Task instructions:
Output the full listing word for word.

Structured figure records:
============================================================
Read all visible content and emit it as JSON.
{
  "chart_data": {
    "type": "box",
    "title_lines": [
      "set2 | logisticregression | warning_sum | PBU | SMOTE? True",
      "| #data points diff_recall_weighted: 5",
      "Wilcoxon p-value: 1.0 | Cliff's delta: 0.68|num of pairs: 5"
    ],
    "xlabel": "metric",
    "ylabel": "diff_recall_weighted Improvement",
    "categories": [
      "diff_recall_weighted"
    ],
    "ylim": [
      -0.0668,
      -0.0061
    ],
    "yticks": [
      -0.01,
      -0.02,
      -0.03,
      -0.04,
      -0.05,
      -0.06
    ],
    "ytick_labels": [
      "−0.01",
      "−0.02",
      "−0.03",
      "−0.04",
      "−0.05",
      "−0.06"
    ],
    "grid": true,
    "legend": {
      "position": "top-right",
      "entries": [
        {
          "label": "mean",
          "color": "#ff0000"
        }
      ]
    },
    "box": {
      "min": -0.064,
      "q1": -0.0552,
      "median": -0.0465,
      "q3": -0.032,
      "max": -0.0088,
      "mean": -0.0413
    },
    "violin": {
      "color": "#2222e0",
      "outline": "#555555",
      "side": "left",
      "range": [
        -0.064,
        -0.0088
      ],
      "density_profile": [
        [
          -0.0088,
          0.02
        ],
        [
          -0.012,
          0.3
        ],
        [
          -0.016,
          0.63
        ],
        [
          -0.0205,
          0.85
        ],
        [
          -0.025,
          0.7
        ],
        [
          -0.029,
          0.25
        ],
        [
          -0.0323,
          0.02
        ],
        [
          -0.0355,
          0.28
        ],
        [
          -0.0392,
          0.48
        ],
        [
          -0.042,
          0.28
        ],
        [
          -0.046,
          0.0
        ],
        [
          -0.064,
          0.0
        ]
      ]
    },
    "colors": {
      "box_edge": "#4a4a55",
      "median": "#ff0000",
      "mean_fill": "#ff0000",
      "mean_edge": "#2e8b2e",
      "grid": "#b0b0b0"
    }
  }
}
============================================================
Final result:
Read all visible content and emit it as JSON.
{
  "chart_data": {
    "type": "box",
    "title_lines": [
      "set2 | logisticregression | warning_sum | PBU | SMOTE? True",
      "| #data points diff_recall_weighted: 5",
      "Wilcoxon p-value: 1.0 | Cliff's delta: 0.68|num of pairs: 5"
    ],
    "xlabel": "metric",
    "ylabel": "diff_recall_weighted Improvement",
    "categories": [
      "diff_recall_weighted"
    ],
    "ylim": [
      -0.0668,
      -0.0061
    ],
    "yticks": [
      -0.01,
      -0.02,
      -0.03,
      -0.04,
      -0.05,
      -0.06
    ],
    "ytick_labels": [
      "−0.01",
      "−0.02",
      "−0.03",
      "−0.04",
      "−0.05",
      "−0.06"
    ],
    "grid": true,
    "legend": {
      "position": "top-right",
      "entries": [
        {
          "label": "mean",
          "color": "#ff0000"
        }
      ]
    },
    "box": {
      "min": -0.064,
      "q1": -0.0552,
      "median": -0.0465,
      "q3": -0.032,
      "max": -0.0088,
      "mean": -0.0413
    },
    "violin": {
      "color": "#2222e0",
      "outline": "#555555",
      "side": "left",
      "range": [
        -0.064,
        -0.0088
      ],
      "density_profile": [
        [
          -0.0088,
          0.02
        ],
        [
          -0.012,
          0.3
        ],
        [
          -0.016,
          0.63
        ],
        [
          -0.0205,
          0.85
        ],
        [
          -0.025,
          0.7
        ],
        [
          -0.029,
          0.25
        ],
        [
          -0.0323,
          0.02
        ],
        [
          -0.0355,
          0.28
        ],
        [
          -0.0392,
          0.48
        ],
        [
          -0.042,
          0.28
        ],
        [
          -0.046,
          0.0
        ],
        [
          -0.064,
          0.0
        ]
      ]
    },
    "colors": {
      "box_edge": "#4a4a55",
      "median": "#ff0000",
      "mean_fill": "#ff0000",
      "mean_edge": "#2e8b2e",
      "grid": "#b0b0b0"
    }
  }
}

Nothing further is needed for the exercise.